====== Data for this exercise ======

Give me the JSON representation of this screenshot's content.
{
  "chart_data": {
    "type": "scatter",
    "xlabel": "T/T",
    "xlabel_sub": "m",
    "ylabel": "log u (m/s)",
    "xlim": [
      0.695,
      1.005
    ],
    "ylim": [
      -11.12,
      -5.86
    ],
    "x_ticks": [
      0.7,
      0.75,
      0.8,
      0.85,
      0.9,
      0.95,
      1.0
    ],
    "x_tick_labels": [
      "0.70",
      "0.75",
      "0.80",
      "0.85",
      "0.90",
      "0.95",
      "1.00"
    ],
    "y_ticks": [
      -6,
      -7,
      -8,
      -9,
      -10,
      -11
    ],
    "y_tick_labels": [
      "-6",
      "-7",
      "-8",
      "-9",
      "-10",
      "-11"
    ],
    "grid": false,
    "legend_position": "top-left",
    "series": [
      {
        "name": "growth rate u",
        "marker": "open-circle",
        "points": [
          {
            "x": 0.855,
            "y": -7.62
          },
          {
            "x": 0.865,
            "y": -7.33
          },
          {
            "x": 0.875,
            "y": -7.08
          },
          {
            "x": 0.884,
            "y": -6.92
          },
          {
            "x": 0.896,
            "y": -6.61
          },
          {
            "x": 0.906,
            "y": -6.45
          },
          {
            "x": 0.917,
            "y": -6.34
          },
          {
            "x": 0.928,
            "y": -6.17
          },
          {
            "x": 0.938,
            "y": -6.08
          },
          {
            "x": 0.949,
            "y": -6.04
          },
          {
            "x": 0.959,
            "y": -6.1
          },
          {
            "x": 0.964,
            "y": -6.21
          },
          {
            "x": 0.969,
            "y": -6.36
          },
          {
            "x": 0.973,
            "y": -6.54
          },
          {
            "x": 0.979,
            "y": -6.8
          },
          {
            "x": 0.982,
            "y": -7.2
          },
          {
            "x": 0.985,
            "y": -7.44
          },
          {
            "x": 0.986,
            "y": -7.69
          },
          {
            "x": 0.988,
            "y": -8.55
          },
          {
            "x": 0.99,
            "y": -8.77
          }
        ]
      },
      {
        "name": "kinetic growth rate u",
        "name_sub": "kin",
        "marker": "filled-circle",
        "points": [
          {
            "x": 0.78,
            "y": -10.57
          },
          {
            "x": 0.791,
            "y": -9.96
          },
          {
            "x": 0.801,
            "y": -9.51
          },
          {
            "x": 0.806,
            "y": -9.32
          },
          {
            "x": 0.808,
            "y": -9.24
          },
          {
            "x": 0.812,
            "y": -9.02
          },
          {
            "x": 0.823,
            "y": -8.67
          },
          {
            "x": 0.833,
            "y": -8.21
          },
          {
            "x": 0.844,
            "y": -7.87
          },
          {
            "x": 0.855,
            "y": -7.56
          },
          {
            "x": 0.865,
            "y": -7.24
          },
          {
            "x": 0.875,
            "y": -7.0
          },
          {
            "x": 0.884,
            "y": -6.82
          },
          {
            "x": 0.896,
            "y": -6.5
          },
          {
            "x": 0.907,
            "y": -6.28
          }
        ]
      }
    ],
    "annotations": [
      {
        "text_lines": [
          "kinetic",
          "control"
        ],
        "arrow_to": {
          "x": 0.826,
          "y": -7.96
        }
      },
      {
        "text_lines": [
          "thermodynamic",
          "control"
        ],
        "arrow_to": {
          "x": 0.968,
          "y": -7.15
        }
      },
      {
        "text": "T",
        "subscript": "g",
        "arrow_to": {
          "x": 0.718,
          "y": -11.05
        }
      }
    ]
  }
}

======

■ **Problem requirements**:
Copy every line of the listing that includes the string "rate".

■ **Exercise output**:
        "name": "growth rate u",
        "name": "kinetic growth rate u",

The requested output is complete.